Repeat every line of the listing below exactly, minus the pictures.

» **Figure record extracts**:
===============
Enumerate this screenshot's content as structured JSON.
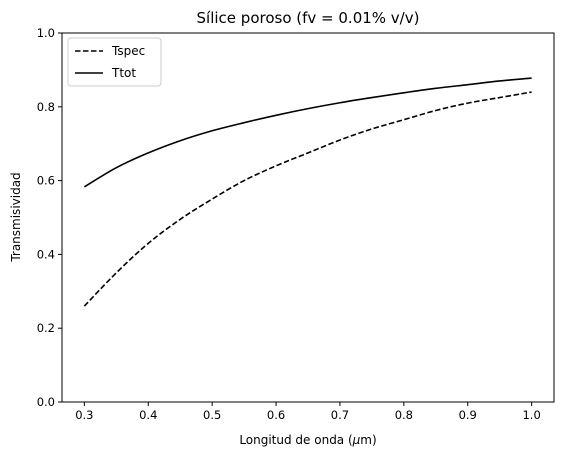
{
  "chart_data": {
    "type": "line",
    "title": "Sílice poroso (fv = 0.01% v/v)",
    "xlabel_main": "Longitud de onda (",
    "xlabel_mu": "μ",
    "xlabel_unit": "m)",
    "ylabel": "Transmisividad",
    "xlim": [
      0.265,
      1.035
    ],
    "ylim": [
      0.0,
      1.0
    ],
    "xticks": [
      "0.3",
      "0.4",
      "0.5",
      "0.6",
      "0.7",
      "0.8",
      "0.9",
      "1.0"
    ],
    "yticks": [
      "0.0",
      "0.2",
      "0.4",
      "0.6",
      "0.8",
      "1.0"
    ],
    "grid": false,
    "legend_position": "top-left",
    "x": [
      0.3,
      0.35,
      0.4,
      0.45,
      0.5,
      0.55,
      0.6,
      0.65,
      0.7,
      0.75,
      0.8,
      0.85,
      0.9,
      0.95,
      1.0
    ],
    "series": [
      {
        "name": "Tspec",
        "style": "dashed",
        "color": "#000000",
        "values": [
          0.26,
          0.35,
          0.43,
          0.495,
          0.55,
          0.6,
          0.64,
          0.675,
          0.71,
          0.74,
          0.765,
          0.79,
          0.81,
          0.825,
          0.84
        ]
      },
      {
        "name": "Ttot",
        "style": "solid",
        "color": "#000000",
        "values": [
          0.583,
          0.635,
          0.675,
          0.708,
          0.735,
          0.757,
          0.777,
          0.795,
          0.811,
          0.825,
          0.838,
          0.85,
          0.86,
          0.87,
          0.878
        ]
      }
    ]
  }
}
===============
» **Complete output**:
Enumerate this screenshot's content as structured JSON.
{
  "chart_data": {
    "type": "line",
    "title": "Sílice poroso (fv = 0.01% v/v)",
    "xlabel_main": "Longitud de onda (",
    "xlabel_mu": "μ",
    "xlabel_unit": "m)",
    "ylabel": "Transmisividad",
    "xlim": [
      0.265,
      1.035
    ],
    "ylim": [
      0.0,
      1.0
    ],
    "xticks": [
      "0.3",
      "0.4",
      "0.5",
      "0.6",
      "0.7",
      "0.8",
      "0.9",
      "1.0"
    ],
    "yticks": [
      "0.0",
      "0.2",
      "0.4",
      "0.6",
      "0.8",
      "1.0"
    ],
    "grid": false,
    "legend_position": "top-left",
    "x": [
      0.3,
      0.35,
      0.4,
      0.45,
      0.5,
      0.55,
      0.6,
      0.65,
      0.7,
      0.75,
      0.8,
      0.85,
      0.9,
      0.95,
      1.0
    ],
    "series": [
      {
        "name": "Tspec",
        "style": "dashed",
        "color": "#000000",
        "values": [
          0.26,
          0.35,
          0.43,
          0.495,
          0.55,
          0.6,
          0.64,
          0.675,
          0.71,
          0.74,
          0.765,
          0.79,
          0.81,
          0.825,
          0.84
        ]
      },
      {
        "name": "Ttot",
        "style": "solid",
        "color": "#000000",
        "values": [
          0.583,
          0.635,
          0.675,
          0.708,
          0.735,
          0.757,
          0.777,
          0.795,
          0.811,
          0.825,
          0.838,
          0.85,
          0.86,
          0.87,
          0.878
        ]
      }
    ]
  }
}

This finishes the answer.